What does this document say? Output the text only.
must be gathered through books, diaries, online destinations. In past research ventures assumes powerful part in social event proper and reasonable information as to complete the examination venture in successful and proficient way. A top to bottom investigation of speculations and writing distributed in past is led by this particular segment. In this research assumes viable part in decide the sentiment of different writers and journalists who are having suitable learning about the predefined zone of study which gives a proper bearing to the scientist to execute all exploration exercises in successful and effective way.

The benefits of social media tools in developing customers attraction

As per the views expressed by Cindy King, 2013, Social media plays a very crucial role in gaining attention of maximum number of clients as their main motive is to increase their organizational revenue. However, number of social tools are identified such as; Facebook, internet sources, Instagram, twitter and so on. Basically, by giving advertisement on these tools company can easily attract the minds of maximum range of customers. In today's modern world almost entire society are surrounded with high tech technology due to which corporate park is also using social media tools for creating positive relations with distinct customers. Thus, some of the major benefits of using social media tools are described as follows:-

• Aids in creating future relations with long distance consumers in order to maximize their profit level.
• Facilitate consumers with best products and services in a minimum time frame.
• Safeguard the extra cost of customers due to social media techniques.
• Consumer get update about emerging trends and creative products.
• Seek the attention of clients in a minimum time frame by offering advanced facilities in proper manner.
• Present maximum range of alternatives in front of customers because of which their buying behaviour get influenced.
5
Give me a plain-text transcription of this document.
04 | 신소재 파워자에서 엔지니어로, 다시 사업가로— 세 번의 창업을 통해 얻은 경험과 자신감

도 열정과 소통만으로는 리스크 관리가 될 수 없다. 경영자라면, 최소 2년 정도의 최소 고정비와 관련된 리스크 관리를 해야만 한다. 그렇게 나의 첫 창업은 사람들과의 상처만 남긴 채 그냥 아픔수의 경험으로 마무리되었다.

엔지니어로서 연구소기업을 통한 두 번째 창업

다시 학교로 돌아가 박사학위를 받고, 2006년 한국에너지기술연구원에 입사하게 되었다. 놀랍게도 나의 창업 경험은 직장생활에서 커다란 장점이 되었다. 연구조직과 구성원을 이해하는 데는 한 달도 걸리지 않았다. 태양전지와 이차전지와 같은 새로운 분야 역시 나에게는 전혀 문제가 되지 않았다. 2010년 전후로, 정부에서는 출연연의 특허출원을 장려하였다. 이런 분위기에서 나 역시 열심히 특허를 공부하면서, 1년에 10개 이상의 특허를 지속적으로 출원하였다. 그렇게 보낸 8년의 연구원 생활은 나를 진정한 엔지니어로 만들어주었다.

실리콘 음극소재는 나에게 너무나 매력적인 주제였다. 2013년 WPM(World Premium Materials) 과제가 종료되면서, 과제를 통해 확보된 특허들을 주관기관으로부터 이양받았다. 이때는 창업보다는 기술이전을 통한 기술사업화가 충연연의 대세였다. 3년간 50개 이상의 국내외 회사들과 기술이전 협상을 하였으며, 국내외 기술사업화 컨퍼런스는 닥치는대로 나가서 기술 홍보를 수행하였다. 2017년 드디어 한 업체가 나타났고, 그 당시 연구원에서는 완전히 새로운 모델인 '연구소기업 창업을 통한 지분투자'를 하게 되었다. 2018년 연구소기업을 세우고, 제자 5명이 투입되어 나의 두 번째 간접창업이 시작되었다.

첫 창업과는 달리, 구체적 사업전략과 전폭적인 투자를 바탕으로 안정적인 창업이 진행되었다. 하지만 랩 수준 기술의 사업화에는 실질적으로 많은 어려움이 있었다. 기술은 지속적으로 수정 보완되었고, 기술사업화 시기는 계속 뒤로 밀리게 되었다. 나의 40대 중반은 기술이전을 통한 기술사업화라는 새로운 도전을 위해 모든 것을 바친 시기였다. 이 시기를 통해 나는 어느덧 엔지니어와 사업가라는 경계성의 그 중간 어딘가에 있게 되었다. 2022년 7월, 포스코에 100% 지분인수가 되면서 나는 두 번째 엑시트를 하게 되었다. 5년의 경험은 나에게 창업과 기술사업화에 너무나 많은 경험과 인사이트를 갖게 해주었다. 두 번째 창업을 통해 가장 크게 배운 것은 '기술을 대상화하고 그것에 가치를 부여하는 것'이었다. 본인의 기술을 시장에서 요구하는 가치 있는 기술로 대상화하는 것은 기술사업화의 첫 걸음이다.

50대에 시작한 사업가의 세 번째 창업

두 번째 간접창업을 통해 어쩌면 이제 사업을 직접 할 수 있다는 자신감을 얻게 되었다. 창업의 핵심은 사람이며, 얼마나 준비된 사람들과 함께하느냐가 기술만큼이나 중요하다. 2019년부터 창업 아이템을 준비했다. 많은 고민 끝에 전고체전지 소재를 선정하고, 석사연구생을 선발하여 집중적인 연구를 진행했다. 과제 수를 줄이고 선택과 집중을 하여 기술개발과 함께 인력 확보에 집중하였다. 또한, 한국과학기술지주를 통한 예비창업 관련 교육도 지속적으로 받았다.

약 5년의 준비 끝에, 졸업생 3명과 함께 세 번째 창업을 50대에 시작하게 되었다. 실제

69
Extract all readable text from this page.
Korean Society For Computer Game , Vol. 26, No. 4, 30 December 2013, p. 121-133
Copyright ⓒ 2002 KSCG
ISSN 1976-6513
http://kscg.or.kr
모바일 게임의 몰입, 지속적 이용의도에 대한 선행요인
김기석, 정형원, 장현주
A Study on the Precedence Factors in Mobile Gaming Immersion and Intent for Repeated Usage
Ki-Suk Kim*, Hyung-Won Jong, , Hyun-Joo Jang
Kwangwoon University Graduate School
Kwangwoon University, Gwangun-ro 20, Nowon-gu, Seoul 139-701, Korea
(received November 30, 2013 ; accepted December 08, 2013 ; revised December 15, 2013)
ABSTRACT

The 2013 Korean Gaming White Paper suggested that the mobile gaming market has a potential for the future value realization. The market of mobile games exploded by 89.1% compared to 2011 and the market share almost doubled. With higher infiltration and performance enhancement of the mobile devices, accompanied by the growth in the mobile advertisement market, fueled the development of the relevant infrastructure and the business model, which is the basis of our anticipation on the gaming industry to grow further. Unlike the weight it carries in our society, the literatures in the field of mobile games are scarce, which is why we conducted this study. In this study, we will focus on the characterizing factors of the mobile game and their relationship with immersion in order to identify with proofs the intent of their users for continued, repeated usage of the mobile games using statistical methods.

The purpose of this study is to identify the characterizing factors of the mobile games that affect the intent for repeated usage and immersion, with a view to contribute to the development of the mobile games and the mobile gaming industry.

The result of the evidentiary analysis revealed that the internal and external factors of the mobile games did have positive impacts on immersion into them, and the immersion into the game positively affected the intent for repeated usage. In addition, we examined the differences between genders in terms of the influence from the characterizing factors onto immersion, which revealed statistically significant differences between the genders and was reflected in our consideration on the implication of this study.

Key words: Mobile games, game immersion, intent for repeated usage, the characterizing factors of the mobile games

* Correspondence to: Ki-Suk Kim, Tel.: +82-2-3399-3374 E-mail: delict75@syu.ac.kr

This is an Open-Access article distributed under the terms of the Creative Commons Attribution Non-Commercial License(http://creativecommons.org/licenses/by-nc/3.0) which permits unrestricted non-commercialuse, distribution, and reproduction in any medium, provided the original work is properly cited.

Task description: Produce an exact copy of all the records.

Task result:
What does this document say? Output the text only.
must be gathered through books, diaries, online destinations. In past research ventures assumes powerful part in social event proper and reasonable information as to complete the examination venture in successful and proficient way. A top to bottom investigation of speculations and writing distributed in past is led by this particular segment. In this research assumes viable part in decide the sentiment of different writers and journalists who are having suitable learning about the predefined zone of study which gives a proper bearing to the scientist to execute all exploration exercises in successful and effective way.

The benefits of social media tools in developing customers attraction

As per the views expressed by Cindy King, 2013, Social media plays a very crucial role in gaining attention of maximum number of clients as their main motive is to increase their organizational revenue. However, number of social tools are identified such as; Facebook, internet sources, Instagram, twitter and so on. Basically, by giving advertisement on these tools company can easily attract the minds of maximum range of customers. In today's modern world almost entire society are surrounded with high tech technology due to which corporate park is also using social media tools for creating positive relations with distinct customers. Thus, some of the major benefits of using social media tools are described as follows:-

• Aids in creating future relations with long distance consumers in order to maximize their profit level.
• Facilitate consumers with best products and services in a minimum time frame.
• Safeguard the extra cost of customers due to social media techniques.
• Consumer get update about emerging trends and creative products.
• Seek the attention of clients in a minimum time frame by offering advanced facilities in proper manner.
• Present maximum range of alternatives in front of customers because of which their buying behaviour get influenced.
5
Give me a plain-text transcription of this document.
04 | 신소재 파워자에서 엔지니어로, 다시 사업가로— 세 번의 창업을 통해 얻은 경험과 자신감

도 열정과 소통만으로는 리스크 관리가 될 수 없다. 경영자라면, 최소 2년 정도의 최소 고정비와 관련된 리스크 관리를 해야만 한다. 그렇게 나의 첫 창업은 사람들과의 상처만 남긴 채 그냥 아픔수의 경험으로 마무리되었다.

엔지니어로서 연구소기업을 통한 두 번째 창업

다시 학교로 돌아가 박사학위를 받고, 2006년 한국에너지기술연구원에 입사하게 되었다. 놀랍게도 나의 창업 경험은 직장생활에서 커다란 장점이 되었다. 연구조직과 구성원을 이해하는 데는 한 달도 걸리지 않았다. 태양전지와 이차전지와 같은 새로운 분야 역시 나에게는 전혀 문제가 되지 않았다. 2010년 전후로, 정부에서는 출연연의 특허출원을 장려하였다. 이런 분위기에서 나 역시 열심히 특허를 공부하면서, 1년에 10개 이상의 특허를 지속적으로 출원하였다. 그렇게 보낸 8년의 연구원 생활은 나를 진정한 엔지니어로 만들어주었다.

실리콘 음극소재는 나에게 너무나 매력적인 주제였다. 2013년 WPM(World Premium Materials) 과제가 종료되면서, 과제를 통해 확보된 특허들을 주관기관으로부터 이양받았다. 이때는 창업보다는 기술이전을 통한 기술사업화가 충연연의 대세였다. 3년간 50개 이상의 국내외 회사들과 기술이전 협상을 하였으며, 국내외 기술사업화 컨퍼런스는 닥치는대로 나가서 기술 홍보를 수행하였다. 2017년 드디어 한 업체가 나타났고, 그 당시 연구원에서는 완전히 새로운 모델인 '연구소기업 창업을 통한 지분투자'를 하게 되었다. 2018년 연구소기업을 세우고, 제자 5명이 투입되어 나의 두 번째 간접창업이 시작되었다.

첫 창업과는 달리, 구체적 사업전략과 전폭적인 투자를 바탕으로 안정적인 창업이 진행되었다. 하지만 랩 수준 기술의 사업화에는 실질적으로 많은 어려움이 있었다. 기술은 지속적으로 수정 보완되었고, 기술사업화 시기는 계속 뒤로 밀리게 되었다. 나의 40대 중반은 기술이전을 통한 기술사업화라는 새로운 도전을 위해 모든 것을 바친 시기였다. 이 시기를 통해 나는 어느덧 엔지니어와 사업가라는 경계성의 그 중간 어딘가에 있게 되었다. 2022년 7월, 포스코에 100% 지분인수가 되면서 나는 두 번째 엑시트를 하게 되었다. 5년의 경험은 나에게 창업과 기술사업화에 너무나 많은 경험과 인사이트를 갖게 해주었다. 두 번째 창업을 통해 가장 크게 배운 것은 '기술을 대상화하고 그것에 가치를 부여하는 것'이었다. 본인의 기술을 시장에서 요구하는 가치 있는 기술로 대상화하는 것은 기술사업화의 첫 걸음이다.

50대에 시작한 사업가의 세 번째 창업

두 번째 간접창업을 통해 어쩌면 이제 사업을 직접 할 수 있다는 자신감을 얻게 되었다. 창업의 핵심은 사람이며, 얼마나 준비된 사람들과 함께하느냐가 기술만큼이나 중요하다. 2019년부터 창업 아이템을 준비했다. 많은 고민 끝에 전고체전지 소재를 선정하고, 석사연구생을 선발하여 집중적인 연구를 진행했다. 과제 수를 줄이고 선택과 집중을 하여 기술개발과 함께 인력 확보에 집중하였다. 또한, 한국과학기술지주를 통한 예비창업 관련 교육도 지속적으로 받았다.

약 5년의 준비 끝에, 졸업생 3명과 함께 세 번째 창업을 50대에 시작하게 되었다. 실제

69
Extract all readable text from this page.
Korean Society For Computer Game , Vol. 26, No. 4, 30 December 2013, p. 121-133
Copyright ⓒ 2002 KSCG
ISSN 1976-6513
http://kscg.or.kr
모바일 게임의 몰입, 지속적 이용의도에 대한 선행요인
김기석, 정형원, 장현주
A Study on the Precedence Factors in Mobile Gaming Immersion and Intent for Repeated Usage
Ki-Suk Kim*, Hyung-Won Jong, , Hyun-Joo Jang
Kwangwoon University Graduate School
Kwangwoon University, Gwangun-ro 20, Nowon-gu, Seoul 139-701, Korea
(received November 30, 2013 ; accepted December 08, 2013 ; revised December 15, 2013)
ABSTRACT

The 2013 Korean Gaming White Paper suggested that the mobile gaming market has a potential for the future value realization. The market of mobile games exploded by 89.1% compared to 2011 and the market share almost doubled. With higher infiltration and performance enhancement of the mobile devices, accompanied by the growth in the mobile advertisement market, fueled the development of the relevant infrastructure and the business model, which is the basis of our anticipation on the gaming industry to grow further. Unlike the weight it carries in our society, the literatures in the field of mobile games are scarce, which is why we conducted this study. In this study, we will focus on the characterizing factors of the mobile game and their relationship with immersion in order to identify with proofs the intent of their users for continued, repeated usage of the mobile games using statistical methods.

The purpose of this study is to identify the characterizing factors of the mobile games that affect the intent for repeated usage and immersion, with a view to contribute to the development of the mobile games and the mobile gaming industry.

The result of the evidentiary analysis revealed that the internal and external factors of the mobile games did have positive impacts on immersion into them, and the immersion into the game positively affected the intent for repeated usage. In addition, we examined the differences between genders in terms of the influence from the characterizing factors onto immersion, which revealed statistically significant differences between the genders and was reflected in our consideration on the implication of this study.

Key words: Mobile games, game immersion, intent for repeated usage, the characterizing factors of the mobile games

* Correspondence to: Ki-Suk Kim, Tel.: +82-2-3399-3374 E-mail: delict75@syu.ac.kr

This is an Open-Access article distributed under the terms of the Creative Commons Attribution Non-Commercial License(http://creativecommons.org/licenses/by-nc/3.0) which permits unrestricted non-commercialuse, distribution, and reproduction in any medium, provided the original work is properly cited.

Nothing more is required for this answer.